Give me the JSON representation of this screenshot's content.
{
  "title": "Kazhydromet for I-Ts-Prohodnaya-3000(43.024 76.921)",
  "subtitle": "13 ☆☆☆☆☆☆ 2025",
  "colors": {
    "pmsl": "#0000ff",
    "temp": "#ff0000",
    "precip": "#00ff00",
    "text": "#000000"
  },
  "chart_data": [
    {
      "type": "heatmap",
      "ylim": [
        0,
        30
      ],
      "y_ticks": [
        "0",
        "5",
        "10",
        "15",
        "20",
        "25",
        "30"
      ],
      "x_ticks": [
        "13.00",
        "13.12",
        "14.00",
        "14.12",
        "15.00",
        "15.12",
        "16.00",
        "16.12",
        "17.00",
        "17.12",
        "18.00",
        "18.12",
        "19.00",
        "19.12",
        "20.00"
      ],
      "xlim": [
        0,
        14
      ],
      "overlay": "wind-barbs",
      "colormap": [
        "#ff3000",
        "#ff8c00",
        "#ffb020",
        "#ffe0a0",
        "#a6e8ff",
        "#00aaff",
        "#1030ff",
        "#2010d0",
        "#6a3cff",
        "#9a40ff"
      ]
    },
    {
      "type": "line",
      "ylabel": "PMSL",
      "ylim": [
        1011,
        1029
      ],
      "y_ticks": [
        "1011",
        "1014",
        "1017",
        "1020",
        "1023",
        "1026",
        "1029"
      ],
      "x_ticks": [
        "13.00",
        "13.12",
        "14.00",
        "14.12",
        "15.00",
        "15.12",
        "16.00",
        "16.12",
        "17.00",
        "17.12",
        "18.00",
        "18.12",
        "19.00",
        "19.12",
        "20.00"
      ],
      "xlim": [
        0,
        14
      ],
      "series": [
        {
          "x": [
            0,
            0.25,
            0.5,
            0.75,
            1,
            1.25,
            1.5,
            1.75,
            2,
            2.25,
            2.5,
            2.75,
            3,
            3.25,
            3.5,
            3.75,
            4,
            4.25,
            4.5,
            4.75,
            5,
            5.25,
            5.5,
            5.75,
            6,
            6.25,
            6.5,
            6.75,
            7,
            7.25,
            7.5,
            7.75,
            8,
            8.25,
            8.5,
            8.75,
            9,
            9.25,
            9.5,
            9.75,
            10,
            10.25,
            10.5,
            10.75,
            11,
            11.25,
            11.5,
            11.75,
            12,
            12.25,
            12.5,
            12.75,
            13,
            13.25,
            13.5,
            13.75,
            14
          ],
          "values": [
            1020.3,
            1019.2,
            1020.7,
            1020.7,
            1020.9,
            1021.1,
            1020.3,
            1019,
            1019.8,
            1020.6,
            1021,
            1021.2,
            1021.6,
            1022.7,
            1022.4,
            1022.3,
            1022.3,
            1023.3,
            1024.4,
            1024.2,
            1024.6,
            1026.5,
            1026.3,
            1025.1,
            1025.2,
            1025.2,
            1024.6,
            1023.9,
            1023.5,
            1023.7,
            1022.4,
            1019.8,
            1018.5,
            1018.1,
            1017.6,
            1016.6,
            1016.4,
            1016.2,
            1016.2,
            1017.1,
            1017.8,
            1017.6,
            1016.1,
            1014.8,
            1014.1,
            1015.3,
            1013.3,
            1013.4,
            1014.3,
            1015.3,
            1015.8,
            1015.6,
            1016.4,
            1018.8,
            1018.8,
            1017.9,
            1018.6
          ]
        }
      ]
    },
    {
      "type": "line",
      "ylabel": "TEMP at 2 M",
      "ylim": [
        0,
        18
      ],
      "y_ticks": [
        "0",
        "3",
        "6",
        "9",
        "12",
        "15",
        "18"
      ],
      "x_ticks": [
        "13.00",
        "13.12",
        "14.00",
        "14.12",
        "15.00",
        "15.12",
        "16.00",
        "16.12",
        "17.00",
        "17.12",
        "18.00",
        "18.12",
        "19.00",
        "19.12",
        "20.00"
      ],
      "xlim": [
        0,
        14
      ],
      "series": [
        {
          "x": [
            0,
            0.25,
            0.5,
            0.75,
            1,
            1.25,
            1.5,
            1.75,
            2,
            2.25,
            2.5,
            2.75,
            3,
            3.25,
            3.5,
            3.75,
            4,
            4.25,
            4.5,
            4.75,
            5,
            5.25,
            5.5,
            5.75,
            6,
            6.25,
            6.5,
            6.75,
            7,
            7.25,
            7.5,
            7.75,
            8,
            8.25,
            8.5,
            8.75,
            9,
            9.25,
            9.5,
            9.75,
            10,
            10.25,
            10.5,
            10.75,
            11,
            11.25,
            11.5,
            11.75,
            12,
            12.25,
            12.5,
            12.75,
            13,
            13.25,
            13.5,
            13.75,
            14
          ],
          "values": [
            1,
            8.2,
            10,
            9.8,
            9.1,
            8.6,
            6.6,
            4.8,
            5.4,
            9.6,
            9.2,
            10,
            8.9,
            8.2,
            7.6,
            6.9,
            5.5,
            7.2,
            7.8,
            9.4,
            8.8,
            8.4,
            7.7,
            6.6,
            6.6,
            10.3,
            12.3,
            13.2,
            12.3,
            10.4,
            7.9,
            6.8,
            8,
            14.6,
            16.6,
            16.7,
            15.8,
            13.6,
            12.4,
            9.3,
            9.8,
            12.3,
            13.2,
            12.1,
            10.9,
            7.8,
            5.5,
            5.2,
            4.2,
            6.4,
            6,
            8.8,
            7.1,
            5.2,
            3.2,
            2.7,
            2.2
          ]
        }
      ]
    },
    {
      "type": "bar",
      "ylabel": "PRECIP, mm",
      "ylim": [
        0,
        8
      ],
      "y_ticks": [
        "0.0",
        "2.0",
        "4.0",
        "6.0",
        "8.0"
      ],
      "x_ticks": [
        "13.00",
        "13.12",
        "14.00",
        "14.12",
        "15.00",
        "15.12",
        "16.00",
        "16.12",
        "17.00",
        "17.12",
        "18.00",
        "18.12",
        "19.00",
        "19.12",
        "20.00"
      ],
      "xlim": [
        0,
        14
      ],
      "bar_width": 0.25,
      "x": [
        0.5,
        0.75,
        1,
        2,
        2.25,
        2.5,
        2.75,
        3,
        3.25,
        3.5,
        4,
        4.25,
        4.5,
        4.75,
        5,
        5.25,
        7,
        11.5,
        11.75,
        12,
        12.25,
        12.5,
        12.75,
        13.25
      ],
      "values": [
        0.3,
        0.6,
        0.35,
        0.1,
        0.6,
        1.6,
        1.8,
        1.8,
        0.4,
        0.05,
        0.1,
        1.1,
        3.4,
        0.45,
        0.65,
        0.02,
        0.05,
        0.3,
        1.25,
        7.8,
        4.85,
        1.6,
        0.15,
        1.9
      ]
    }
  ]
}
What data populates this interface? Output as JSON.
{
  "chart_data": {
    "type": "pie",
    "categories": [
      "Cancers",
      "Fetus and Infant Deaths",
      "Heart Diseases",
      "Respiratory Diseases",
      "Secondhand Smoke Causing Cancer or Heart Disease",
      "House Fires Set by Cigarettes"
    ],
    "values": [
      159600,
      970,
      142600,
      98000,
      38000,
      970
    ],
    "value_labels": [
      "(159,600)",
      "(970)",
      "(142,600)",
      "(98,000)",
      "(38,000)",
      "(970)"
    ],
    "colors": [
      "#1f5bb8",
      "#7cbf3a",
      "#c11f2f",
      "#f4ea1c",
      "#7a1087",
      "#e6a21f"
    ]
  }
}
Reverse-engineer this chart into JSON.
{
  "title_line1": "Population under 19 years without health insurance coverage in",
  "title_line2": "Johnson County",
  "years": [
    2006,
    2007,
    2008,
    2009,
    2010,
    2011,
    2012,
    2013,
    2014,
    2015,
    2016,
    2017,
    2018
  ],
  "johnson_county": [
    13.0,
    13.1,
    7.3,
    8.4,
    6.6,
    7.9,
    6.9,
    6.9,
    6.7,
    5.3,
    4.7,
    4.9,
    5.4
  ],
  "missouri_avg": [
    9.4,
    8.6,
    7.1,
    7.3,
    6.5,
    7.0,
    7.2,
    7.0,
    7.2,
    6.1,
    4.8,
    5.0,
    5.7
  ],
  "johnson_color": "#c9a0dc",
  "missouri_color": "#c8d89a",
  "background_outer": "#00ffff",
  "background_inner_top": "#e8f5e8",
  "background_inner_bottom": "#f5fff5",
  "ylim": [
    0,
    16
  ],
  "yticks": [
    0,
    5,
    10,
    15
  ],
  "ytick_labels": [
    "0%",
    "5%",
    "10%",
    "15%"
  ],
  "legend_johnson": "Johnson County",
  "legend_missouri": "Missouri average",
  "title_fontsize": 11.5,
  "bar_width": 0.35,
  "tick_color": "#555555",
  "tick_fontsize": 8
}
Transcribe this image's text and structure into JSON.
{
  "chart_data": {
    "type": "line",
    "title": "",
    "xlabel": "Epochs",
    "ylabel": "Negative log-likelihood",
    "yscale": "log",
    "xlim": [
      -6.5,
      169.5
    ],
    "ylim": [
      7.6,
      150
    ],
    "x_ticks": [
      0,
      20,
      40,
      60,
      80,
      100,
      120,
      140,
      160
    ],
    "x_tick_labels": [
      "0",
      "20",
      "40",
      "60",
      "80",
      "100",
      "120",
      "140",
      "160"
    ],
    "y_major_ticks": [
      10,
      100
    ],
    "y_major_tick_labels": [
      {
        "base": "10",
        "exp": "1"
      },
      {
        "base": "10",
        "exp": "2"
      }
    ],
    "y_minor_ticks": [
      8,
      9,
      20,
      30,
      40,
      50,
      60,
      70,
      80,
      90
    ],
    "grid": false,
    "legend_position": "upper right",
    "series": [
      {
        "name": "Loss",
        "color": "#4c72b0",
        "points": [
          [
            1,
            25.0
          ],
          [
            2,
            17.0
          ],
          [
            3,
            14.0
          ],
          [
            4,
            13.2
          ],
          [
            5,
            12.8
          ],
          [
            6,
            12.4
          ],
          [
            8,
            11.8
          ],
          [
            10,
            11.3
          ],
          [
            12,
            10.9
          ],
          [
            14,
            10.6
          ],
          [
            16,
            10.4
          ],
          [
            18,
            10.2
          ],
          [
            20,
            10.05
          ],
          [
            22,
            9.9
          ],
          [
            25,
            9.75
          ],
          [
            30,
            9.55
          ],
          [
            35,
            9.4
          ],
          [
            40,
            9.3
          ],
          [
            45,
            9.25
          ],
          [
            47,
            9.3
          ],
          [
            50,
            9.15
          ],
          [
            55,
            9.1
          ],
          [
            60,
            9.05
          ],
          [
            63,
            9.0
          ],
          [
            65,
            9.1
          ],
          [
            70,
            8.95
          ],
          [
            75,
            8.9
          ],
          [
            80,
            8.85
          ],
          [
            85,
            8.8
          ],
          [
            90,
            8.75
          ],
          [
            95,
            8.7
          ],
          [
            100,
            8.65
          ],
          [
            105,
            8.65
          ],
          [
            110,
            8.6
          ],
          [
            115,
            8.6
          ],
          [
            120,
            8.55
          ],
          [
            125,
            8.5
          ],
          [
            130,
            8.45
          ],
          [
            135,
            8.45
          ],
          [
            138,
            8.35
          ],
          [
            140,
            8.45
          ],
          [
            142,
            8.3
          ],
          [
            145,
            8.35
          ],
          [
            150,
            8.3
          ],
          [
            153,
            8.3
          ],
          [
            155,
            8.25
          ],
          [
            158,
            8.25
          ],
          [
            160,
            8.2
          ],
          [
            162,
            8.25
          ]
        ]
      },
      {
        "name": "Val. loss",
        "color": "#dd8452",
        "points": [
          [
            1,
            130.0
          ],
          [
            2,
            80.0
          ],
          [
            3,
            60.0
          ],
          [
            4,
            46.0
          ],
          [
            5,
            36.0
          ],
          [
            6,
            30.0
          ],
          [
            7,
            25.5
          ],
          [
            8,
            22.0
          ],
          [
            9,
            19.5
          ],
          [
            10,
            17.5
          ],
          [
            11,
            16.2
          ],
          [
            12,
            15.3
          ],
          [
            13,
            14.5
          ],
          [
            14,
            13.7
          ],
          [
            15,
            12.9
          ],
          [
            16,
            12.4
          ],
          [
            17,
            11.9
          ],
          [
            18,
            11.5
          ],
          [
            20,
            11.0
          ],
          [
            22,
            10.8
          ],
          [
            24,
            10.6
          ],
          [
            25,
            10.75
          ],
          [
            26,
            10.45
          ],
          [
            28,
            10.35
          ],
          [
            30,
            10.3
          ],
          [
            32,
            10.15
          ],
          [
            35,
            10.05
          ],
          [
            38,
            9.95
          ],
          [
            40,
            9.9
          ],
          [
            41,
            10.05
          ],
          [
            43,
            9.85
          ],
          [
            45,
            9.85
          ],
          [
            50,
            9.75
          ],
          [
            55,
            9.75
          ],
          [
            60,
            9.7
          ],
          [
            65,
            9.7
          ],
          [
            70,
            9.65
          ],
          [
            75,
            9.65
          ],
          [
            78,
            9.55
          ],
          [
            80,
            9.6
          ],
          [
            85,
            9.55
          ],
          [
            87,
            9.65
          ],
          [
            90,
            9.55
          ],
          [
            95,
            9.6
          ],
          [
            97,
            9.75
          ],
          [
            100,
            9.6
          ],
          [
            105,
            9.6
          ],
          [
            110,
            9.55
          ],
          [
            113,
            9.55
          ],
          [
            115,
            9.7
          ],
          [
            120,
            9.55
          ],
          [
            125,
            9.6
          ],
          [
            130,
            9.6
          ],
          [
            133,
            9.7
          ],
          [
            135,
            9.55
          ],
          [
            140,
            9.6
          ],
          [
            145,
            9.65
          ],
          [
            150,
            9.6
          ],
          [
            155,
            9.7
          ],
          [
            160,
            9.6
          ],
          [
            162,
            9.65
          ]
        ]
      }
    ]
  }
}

Requirement » Pull out every line of the entries that includes the word "into".

The solution »
Reverse-engineer this chart into JSON.
Transcribe this image's text and structure into JSON.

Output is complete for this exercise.